Given exercise
For each line that holds "commercial", copy the line out.

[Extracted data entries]
....
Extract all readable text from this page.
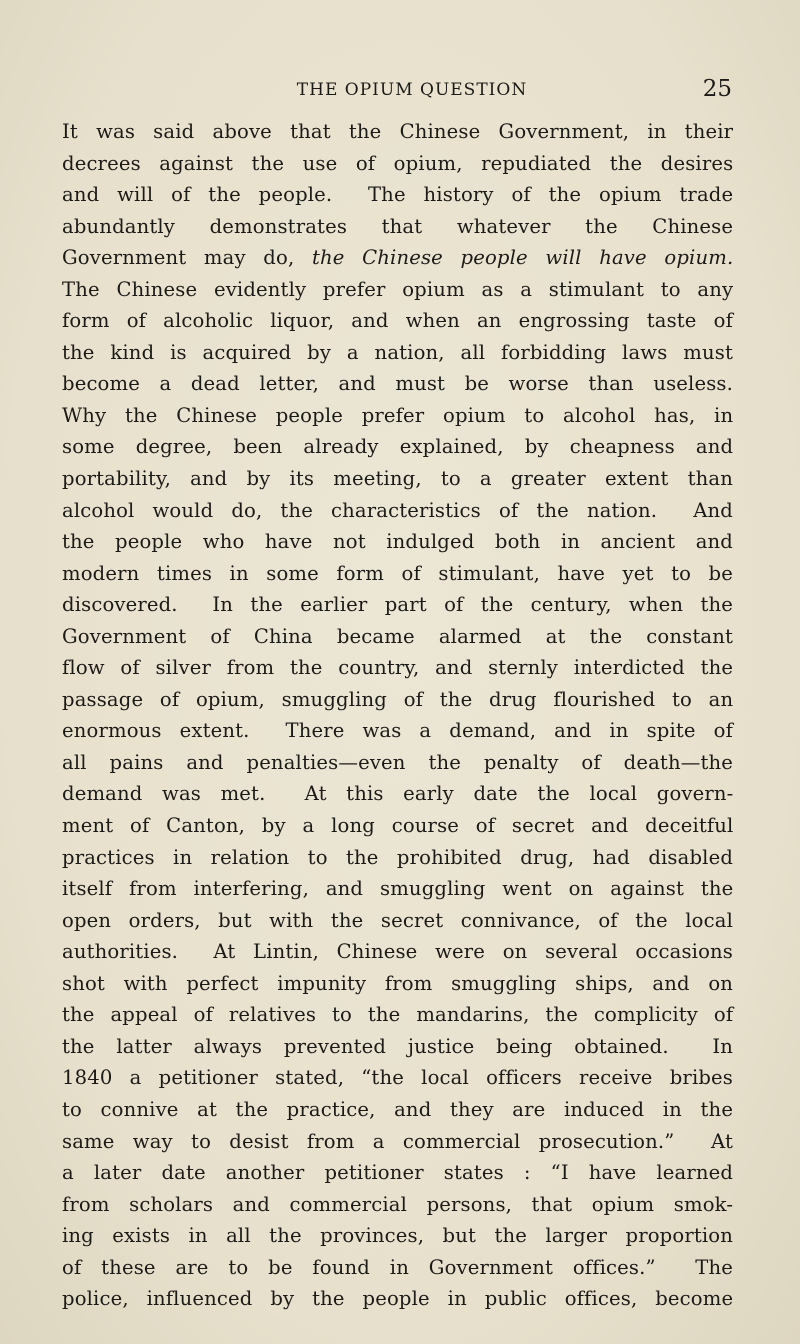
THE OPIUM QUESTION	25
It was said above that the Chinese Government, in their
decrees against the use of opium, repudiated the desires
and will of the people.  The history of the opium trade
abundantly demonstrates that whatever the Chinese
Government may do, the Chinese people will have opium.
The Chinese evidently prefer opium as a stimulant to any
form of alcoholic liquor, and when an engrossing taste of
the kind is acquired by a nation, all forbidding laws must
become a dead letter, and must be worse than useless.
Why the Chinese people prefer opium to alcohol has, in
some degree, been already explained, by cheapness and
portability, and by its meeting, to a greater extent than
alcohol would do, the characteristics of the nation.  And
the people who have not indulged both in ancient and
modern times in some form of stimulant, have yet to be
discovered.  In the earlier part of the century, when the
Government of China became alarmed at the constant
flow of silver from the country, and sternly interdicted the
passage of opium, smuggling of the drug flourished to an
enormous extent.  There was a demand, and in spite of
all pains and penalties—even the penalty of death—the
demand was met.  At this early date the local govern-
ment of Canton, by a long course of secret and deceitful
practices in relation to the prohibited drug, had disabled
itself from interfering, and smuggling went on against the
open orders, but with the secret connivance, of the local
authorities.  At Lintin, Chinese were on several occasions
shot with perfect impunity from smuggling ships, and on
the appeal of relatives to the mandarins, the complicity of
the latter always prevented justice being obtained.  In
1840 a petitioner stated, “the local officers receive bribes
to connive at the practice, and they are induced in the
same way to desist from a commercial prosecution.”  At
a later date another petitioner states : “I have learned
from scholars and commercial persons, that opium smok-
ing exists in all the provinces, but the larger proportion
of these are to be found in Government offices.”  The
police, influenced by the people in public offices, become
....
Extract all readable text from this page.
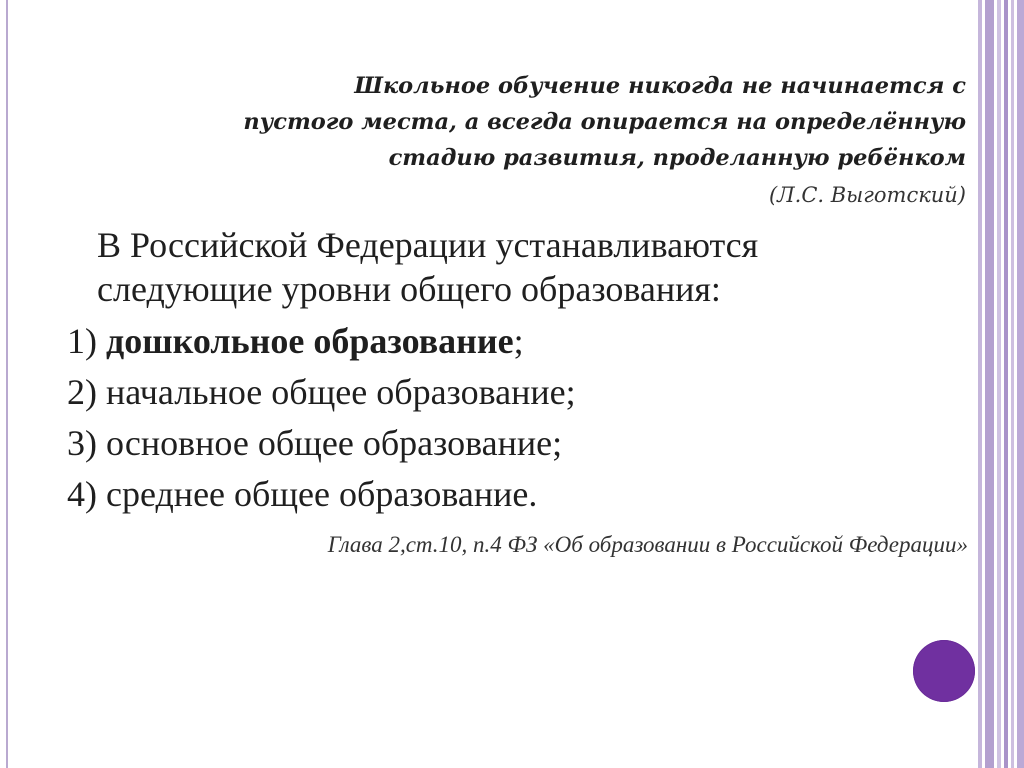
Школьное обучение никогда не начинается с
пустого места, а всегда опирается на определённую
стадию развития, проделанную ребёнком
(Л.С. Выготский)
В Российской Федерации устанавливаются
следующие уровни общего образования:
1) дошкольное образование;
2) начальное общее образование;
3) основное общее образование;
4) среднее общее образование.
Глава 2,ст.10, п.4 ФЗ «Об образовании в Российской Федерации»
....
Output for this task
same way to desist from a commercial prosecution.”  At
from scholars and commercial persons, that opium smok-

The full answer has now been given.